Write out the material exactly, leaving every picture behind.

Input.
------------

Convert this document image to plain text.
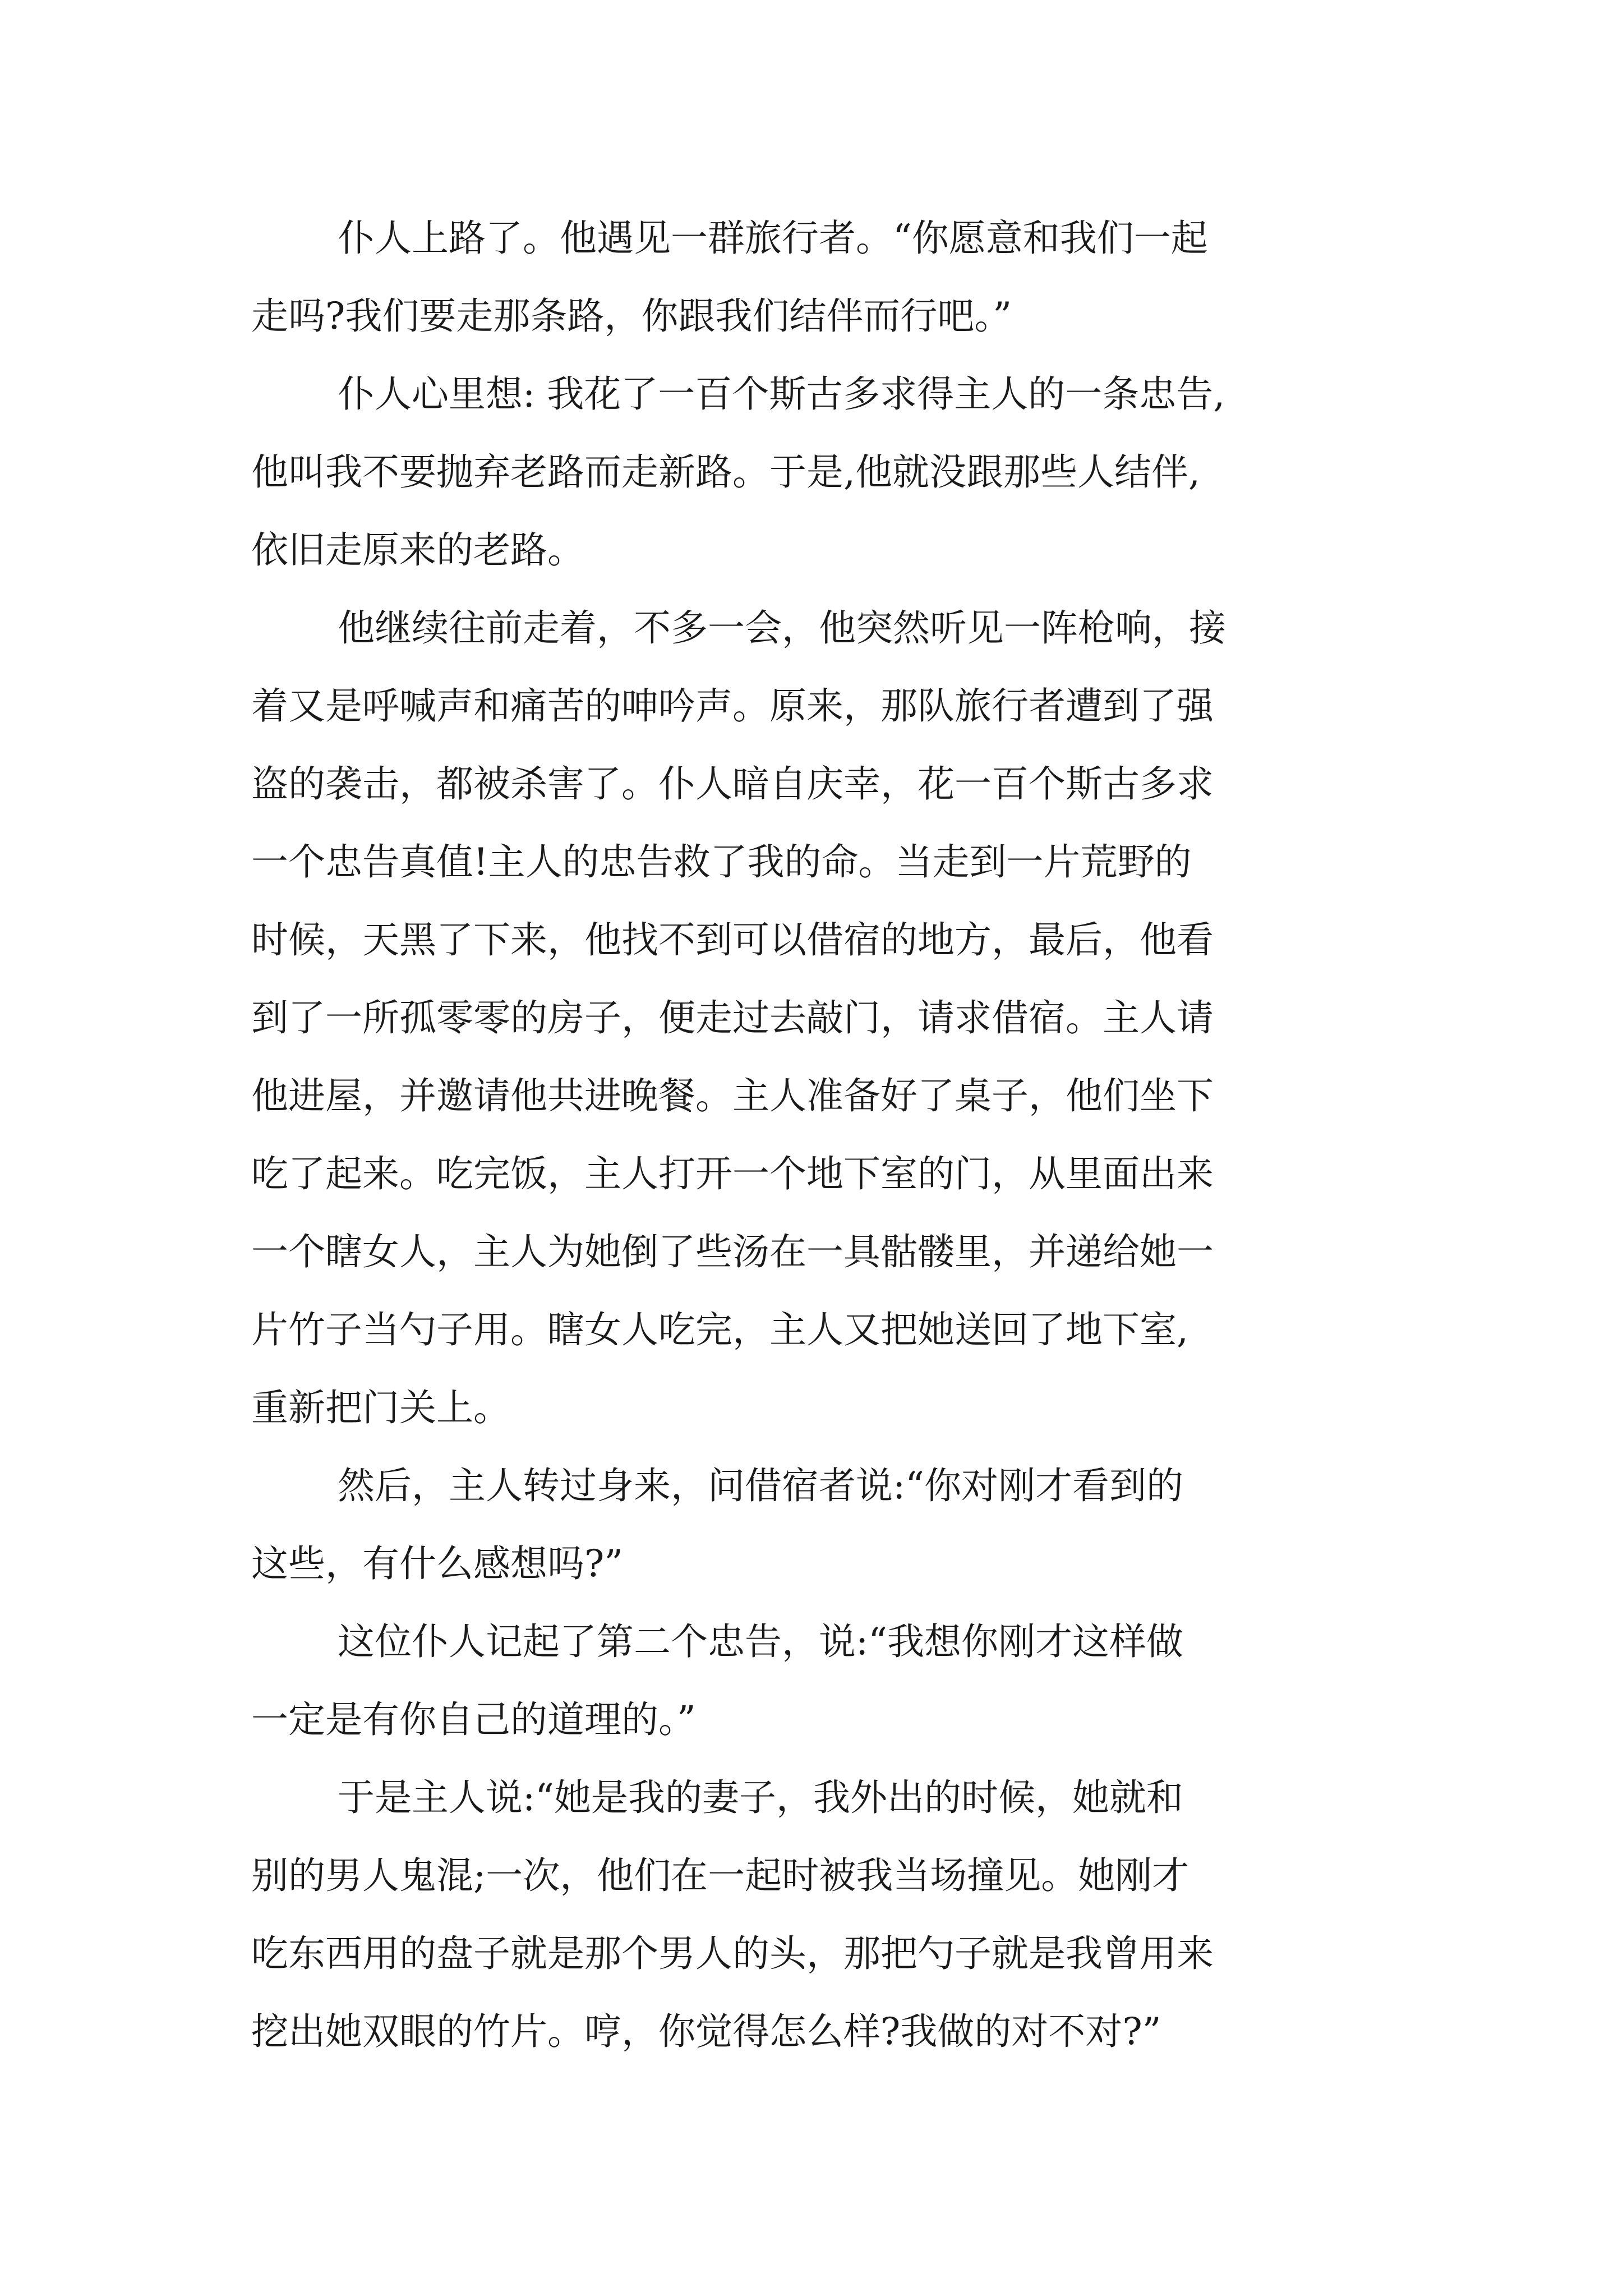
仆人上路了。他遇见一群旅行者。“你愿意和我们一起
走吗?我们要走那条路，你跟我们结伴而行吧。”
仆人心里想: 我花了一百个斯古多求得主人的一条忠告,
他叫我不要抛弃老路而走新路。于是,他就没跟那些人结伴,
依旧走原来的老路。
他继续往前走着，不多一会，他突然听见一阵枪响，接
着又是呼喊声和痛苦的呻吟声。原来，那队旅行者遭到了强
盗的袭击，都被杀害了。仆人暗自庆幸，花一百个斯古多求
一个忠告真值!主人的忠告救了我的命。当走到一片荒野的
时候，天黑了下来，他找不到可以借宿的地方，最后，他看
到了一所孤零零的房子，便走过去敲门，请求借宿。主人请
他进屋，并邀请他共进晚餐。主人准备好了桌子，他们坐下
吃了起来。吃完饭，主人打开一个地下室的门，从里面出来
一个瞎女人，主人为她倒了些汤在一具骷髅里，并递给她一
片竹子当勺子用。瞎女人吃完，主人又把她送回了地下室,
重新把门关上。
然后，主人转过身来，问借宿者说:“你对刚才看到的
这些，有什么感想吗?”
这位仆人记起了第二个忠告，说:“我想你刚才这样做
一定是有你自己的道理的。”
于是主人说:“她是我的妻子，我外出的时候，她就和
别的男人鬼混;一次，他们在一起时被我当场撞见。她刚才
吃东西用的盘子就是那个男人的头，那把勺子就是我曾用来
挖出她双眼的竹片。哼，你觉得怎么样?我做的对不对?”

------------

Response to the exercise.
Convert this document image to plain text.
仆人上路了。他遇见一群旅行者。“你愿意和我们一起
走吗?我们要走那条路，你跟我们结伴而行吧。”
仆人心里想: 我花了一百个斯古多求得主人的一条忠告,
他叫我不要抛弃老路而走新路。于是,他就没跟那些人结伴,
依旧走原来的老路。
他继续往前走着，不多一会，他突然听见一阵枪响，接
着又是呼喊声和痛苦的呻吟声。原来，那队旅行者遭到了强
盗的袭击，都被杀害了。仆人暗自庆幸，花一百个斯古多求
一个忠告真值!主人的忠告救了我的命。当走到一片荒野的
时候，天黑了下来，他找不到可以借宿的地方，最后，他看
到了一所孤零零的房子，便走过去敲门，请求借宿。主人请
他进屋，并邀请他共进晚餐。主人准备好了桌子，他们坐下
吃了起来。吃完饭，主人打开一个地下室的门，从里面出来
一个瞎女人，主人为她倒了些汤在一具骷髅里，并递给她一
片竹子当勺子用。瞎女人吃完，主人又把她送回了地下室,
重新把门关上。
然后，主人转过身来，问借宿者说:“你对刚才看到的
这些，有什么感想吗?”
这位仆人记起了第二个忠告，说:“我想你刚才这样做
一定是有你自己的道理的。”
于是主人说:“她是我的妻子，我外出的时候，她就和
别的男人鬼混;一次，他们在一起时被我当场撞见。她刚才
吃东西用的盘子就是那个男人的头，那把勺子就是我曾用来
挖出她双眼的竹片。哼，你觉得怎么样?我做的对不对?”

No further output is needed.